* YOUR GOAL:
Give the data a second time, exactly and in full.

Dataset excerpt
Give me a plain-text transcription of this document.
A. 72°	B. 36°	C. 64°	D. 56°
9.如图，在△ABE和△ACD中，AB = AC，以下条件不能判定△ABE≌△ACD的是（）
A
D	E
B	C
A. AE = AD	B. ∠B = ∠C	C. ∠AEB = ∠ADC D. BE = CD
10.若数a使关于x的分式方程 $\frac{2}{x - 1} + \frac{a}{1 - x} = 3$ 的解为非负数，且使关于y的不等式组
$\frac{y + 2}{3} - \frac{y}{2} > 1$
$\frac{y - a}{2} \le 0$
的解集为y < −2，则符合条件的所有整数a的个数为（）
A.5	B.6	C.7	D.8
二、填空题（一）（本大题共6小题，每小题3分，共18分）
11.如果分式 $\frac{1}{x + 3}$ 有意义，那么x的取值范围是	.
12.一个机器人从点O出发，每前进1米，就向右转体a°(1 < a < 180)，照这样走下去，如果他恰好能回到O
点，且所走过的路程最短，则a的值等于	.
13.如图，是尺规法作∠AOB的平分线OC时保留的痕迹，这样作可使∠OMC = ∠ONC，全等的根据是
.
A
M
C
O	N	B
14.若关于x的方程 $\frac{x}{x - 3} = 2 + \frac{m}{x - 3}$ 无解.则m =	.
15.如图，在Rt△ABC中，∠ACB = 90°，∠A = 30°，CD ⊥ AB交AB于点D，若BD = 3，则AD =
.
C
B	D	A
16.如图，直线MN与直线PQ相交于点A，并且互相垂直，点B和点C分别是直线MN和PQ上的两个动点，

* RESULT OF THIS EXERCISE:
Give me a plain-text transcription of this document.
A. 72°	B. 36°	C. 64°	D. 56°
9.如图，在△ABE和△ACD中，AB = AC，以下条件不能判定△ABE≌△ACD的是（）
A
D	E
B	C
A. AE = AD	B. ∠B = ∠C	C. ∠AEB = ∠ADC D. BE = CD
10.若数a使关于x的分式方程 $\frac{2}{x - 1} + \frac{a}{1 - x} = 3$ 的解为非负数，且使关于y的不等式组
$\frac{y + 2}{3} - \frac{y}{2} > 1$
$\frac{y - a}{2} \le 0$
的解集为y < −2，则符合条件的所有整数a的个数为（）
A.5	B.6	C.7	D.8
二、填空题（一）（本大题共6小题，每小题3分，共18分）
11.如果分式 $\frac{1}{x + 3}$ 有意义，那么x的取值范围是	.
12.一个机器人从点O出发，每前进1米，就向右转体a°(1 < a < 180)，照这样走下去，如果他恰好能回到O
点，且所走过的路程最短，则a的值等于	.
13.如图，是尺规法作∠AOB的平分线OC时保留的痕迹，这样作可使∠OMC = ∠ONC，全等的根据是
.
A
M
C
O	N	B
14.若关于x的方程 $\frac{x}{x - 3} = 2 + \frac{m}{x - 3}$ 无解.则m =	.
15.如图，在Rt△ABC中，∠ACB = 90°，∠A = 30°，CD ⊥ AB交AB于点D，若BD = 3，则AD =
.
C
B	D	A
16.如图，直线MN与直线PQ相交于点A，并且互相垂直，点B和点C分别是直线MN和PQ上的两个动点，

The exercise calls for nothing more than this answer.